# Task description:
In the records that follow, show each line where the word "Stationszuordnung" is present.

Stored items from a collection:

┌────────

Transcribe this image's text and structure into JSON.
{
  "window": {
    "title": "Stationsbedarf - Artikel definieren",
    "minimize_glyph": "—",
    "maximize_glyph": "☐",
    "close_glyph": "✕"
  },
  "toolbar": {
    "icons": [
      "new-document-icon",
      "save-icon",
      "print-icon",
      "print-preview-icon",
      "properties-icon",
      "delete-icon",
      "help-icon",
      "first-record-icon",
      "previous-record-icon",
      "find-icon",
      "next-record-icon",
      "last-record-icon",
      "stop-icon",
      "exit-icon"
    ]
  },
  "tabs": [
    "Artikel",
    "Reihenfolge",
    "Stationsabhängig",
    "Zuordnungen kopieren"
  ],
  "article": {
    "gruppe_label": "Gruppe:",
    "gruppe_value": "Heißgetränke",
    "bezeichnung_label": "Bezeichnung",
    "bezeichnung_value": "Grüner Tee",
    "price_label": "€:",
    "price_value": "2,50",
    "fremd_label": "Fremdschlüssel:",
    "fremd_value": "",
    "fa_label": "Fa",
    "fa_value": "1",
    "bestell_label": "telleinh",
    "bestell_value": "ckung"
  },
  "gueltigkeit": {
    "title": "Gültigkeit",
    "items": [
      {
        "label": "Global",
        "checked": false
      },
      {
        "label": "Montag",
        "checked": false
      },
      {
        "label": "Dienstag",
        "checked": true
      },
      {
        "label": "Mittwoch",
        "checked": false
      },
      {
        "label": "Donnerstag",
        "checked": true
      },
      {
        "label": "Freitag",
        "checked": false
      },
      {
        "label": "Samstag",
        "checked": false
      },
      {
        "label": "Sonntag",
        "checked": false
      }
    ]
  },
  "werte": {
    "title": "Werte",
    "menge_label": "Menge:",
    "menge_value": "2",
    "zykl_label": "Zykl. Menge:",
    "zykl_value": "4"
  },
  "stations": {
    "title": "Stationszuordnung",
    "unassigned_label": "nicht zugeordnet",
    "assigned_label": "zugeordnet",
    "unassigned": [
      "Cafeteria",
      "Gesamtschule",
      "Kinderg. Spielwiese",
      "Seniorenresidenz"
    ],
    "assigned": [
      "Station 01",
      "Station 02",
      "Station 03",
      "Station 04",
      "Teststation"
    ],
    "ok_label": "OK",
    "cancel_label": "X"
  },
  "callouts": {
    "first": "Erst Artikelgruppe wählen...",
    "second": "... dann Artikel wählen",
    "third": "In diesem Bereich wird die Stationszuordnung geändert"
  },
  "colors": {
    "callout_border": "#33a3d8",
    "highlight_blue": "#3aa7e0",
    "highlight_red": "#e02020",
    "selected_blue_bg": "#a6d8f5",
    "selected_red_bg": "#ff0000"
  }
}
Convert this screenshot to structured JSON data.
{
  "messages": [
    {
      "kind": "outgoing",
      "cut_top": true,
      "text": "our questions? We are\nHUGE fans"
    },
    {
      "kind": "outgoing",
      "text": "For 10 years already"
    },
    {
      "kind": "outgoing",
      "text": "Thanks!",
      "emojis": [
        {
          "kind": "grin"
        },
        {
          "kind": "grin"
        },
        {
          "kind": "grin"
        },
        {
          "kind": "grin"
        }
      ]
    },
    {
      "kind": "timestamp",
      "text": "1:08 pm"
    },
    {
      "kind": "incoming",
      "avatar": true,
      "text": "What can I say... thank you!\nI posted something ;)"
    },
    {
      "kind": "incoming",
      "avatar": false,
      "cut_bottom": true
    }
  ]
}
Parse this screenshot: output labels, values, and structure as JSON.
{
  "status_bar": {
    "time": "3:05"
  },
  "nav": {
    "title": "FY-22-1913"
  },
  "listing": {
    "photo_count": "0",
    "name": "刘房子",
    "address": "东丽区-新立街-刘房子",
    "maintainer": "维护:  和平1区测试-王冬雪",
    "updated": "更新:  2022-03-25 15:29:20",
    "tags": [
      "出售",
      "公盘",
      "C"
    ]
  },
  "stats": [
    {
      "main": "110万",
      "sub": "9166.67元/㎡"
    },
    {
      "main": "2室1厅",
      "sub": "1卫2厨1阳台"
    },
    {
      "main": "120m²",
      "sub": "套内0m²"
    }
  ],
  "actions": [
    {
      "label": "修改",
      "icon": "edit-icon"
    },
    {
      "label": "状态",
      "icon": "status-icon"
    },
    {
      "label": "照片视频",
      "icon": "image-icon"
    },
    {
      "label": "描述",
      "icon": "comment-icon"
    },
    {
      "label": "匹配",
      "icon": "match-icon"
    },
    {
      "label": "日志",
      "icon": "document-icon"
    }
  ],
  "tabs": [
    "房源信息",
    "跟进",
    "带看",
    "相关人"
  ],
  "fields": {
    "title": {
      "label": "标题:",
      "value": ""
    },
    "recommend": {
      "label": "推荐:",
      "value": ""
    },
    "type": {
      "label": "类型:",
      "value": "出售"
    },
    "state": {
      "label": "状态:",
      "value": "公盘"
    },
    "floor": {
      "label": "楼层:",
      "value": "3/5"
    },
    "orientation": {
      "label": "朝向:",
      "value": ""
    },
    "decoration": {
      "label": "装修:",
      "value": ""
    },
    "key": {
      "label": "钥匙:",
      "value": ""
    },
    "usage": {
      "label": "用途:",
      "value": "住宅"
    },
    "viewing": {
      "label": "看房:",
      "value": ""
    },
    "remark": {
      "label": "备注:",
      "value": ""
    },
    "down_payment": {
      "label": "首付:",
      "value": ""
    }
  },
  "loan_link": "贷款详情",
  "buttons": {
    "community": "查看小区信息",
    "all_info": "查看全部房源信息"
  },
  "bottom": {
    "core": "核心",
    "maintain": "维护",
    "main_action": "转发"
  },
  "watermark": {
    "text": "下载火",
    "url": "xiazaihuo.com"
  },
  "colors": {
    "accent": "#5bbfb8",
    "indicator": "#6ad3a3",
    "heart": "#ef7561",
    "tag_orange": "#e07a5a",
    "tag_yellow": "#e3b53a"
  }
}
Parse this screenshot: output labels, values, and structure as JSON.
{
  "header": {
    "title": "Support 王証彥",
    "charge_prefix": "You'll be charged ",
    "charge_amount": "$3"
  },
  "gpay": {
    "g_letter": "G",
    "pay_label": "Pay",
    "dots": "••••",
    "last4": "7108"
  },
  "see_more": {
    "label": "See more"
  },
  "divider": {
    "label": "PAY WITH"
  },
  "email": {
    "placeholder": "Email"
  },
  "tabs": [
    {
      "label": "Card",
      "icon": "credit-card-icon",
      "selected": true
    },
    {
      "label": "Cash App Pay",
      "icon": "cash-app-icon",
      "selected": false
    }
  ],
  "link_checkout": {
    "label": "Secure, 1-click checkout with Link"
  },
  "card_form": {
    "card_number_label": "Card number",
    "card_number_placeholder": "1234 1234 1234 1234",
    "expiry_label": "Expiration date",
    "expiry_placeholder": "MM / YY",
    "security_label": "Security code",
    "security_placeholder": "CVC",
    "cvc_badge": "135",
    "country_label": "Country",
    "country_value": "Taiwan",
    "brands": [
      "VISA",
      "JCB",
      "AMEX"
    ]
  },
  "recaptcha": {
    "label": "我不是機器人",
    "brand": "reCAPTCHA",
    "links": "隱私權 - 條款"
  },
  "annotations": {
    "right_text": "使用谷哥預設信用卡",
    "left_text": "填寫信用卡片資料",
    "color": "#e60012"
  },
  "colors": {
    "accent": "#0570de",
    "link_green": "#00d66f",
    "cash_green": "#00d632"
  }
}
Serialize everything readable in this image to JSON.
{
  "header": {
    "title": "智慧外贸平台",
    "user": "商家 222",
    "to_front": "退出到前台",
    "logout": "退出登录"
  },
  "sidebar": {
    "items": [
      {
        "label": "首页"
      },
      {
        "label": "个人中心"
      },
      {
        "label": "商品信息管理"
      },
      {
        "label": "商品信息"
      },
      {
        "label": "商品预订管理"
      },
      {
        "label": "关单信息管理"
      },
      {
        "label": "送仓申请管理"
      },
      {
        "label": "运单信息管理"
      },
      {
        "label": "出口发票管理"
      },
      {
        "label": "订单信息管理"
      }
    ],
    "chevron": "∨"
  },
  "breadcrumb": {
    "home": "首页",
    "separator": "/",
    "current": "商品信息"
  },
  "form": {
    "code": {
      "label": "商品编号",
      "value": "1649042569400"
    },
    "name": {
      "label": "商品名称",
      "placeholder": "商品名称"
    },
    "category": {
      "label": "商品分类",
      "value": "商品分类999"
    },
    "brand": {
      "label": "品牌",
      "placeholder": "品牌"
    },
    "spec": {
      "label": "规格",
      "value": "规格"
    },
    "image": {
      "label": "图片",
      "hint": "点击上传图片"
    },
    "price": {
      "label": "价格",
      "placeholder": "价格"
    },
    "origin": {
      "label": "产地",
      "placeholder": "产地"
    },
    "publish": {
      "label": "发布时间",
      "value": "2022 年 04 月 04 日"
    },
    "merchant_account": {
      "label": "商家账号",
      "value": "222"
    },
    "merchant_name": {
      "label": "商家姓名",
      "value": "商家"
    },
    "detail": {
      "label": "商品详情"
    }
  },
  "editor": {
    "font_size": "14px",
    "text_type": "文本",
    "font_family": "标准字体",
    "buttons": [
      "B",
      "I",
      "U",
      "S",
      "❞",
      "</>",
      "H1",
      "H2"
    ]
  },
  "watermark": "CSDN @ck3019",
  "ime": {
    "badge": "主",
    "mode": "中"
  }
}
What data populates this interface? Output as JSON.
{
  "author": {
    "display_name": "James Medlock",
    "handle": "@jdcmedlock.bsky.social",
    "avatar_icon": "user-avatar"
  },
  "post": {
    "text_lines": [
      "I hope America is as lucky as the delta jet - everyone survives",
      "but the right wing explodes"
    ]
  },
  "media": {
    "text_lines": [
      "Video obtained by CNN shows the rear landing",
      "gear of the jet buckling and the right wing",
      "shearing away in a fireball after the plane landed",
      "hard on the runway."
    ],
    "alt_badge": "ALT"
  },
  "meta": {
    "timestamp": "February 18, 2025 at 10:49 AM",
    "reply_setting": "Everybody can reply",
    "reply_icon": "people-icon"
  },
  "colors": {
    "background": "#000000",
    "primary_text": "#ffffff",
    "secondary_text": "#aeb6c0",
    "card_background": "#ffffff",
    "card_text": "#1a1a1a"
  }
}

└────────

# Solution to this problem:
    "title": "Stationszuordnung",
    "third": "In diesem Bereich wird die Stationszuordnung geändert"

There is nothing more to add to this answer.